--- THE PROBLEM ---
Convert the lines of the records into a JSON list of strings with one string per line, leaving out blank lines.

--- DATA SHOWN ---

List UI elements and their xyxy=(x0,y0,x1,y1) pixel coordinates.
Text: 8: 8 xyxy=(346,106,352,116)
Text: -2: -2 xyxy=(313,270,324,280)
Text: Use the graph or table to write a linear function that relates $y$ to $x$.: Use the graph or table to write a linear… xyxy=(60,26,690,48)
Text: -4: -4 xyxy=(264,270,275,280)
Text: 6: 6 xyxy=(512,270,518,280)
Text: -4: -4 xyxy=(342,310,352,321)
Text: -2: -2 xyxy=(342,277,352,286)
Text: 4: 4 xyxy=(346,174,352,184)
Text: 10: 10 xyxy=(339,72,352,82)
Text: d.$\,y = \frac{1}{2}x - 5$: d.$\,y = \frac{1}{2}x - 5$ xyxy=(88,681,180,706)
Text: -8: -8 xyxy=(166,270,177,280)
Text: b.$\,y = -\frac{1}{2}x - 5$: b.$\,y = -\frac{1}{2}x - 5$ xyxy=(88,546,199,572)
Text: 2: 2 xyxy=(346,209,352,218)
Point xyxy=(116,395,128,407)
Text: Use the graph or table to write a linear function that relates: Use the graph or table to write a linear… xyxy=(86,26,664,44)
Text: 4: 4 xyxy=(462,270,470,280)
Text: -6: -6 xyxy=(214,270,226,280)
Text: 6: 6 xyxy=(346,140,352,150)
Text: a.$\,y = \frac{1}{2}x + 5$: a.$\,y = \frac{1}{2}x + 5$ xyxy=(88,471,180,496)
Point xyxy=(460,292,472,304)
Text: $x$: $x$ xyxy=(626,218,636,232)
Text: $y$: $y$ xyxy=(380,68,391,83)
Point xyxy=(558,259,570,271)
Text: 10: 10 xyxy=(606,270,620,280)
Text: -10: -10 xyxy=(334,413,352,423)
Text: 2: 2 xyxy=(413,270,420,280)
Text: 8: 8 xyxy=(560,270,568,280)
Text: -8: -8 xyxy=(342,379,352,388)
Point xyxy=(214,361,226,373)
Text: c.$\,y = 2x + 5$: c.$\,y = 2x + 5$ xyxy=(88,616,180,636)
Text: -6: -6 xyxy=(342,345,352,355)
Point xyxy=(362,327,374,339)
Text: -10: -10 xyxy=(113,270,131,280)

--- ANSWER ---
[
  "List UI elements and their xyxy=(x0,y0,x1,y1) pixel coordinates.",
  "Text: 8: 8 xyxy=(346,106,352,116)",
  "Text: -2: -2 xyxy=(313,270,324,280)",
  "Text: Use the graph or table to write a linear function that relates $y$ to $x$.: Use the graph or table to write a linear… xyxy=(60,26,690,48)",
  "Text: -4: -4 xyxy=(264,270,275,280)",
  "Text: 6: 6 xyxy=(512,270,518,280)",
  "Text: -4: -4 xyxy=(342,310,352,321)",
  "Text: -2: -2 xyxy=(342,277,352,286)",
  "Text: 4: 4 xyxy=(346,174,352,184)",
  "Text: 10: 10 xyxy=(339,72,352,82)",
  "Text: d.$\\,y = \\frac{1}{2}x - 5$: d.$\\,y = \\frac{1}{2}x - 5$ xyxy=(88,681,180,706)",
  "Text: -8: -8 xyxy=(166,270,177,280)",
  "Text: b.$\\,y = -\\frac{1}{2}x - 5$: b.$\\,y = -\\frac{1}{2}x - 5$ xyxy=(88,546,199,572)",
  "Text: 2: 2 xyxy=(346,209,352,218)",
  "Point xyxy=(116,395,128,407)",
  "Text: Use the graph or table to write a linear function that relates: Use the graph or table to write a linear… xyxy=(86,26,664,44)",
  "Text: 4: 4 xyxy=(462,270,470,280)",
  "Text: -6: -6 xyxy=(214,270,226,280)",
  "Text: 6: 6 xyxy=(346,140,352,150)",
  "Text: a.$\\,y = \\frac{1}{2}x + 5$: a.$\\,y = \\frac{1}{2}x + 5$ xyxy=(88,471,180,496)",
  "Point xyxy=(460,292,472,304)",
  "Text: $x$: $x$ xyxy=(626,218,636,232)",
  "Text: $y$: $y$ xyxy=(380,68,391,83)",
  "Point xyxy=(558,259,570,271)",
  "Text: 10: 10 xyxy=(606,270,620,280)",
  "Text: -10: -10 xyxy=(334,413,352,423)",
  "Text: 2: 2 xyxy=(413,270,420,280)",
  "Text: 8: 8 xyxy=(560,270,568,280)",
  "Text: -8: -8 xyxy=(342,379,352,388)",
  "Point xyxy=(214,361,226,373)",
  "Text: c.$\\,y = 2x + 5$: c.$\\,y = 2x + 5$ xyxy=(88,616,180,636)",
  "Text: -6: -6 xyxy=(342,345,352,355)",
  "Point xyxy=(362,327,374,339)",
  "Text: -10: -10 xyxy=(113,270,131,280)"
]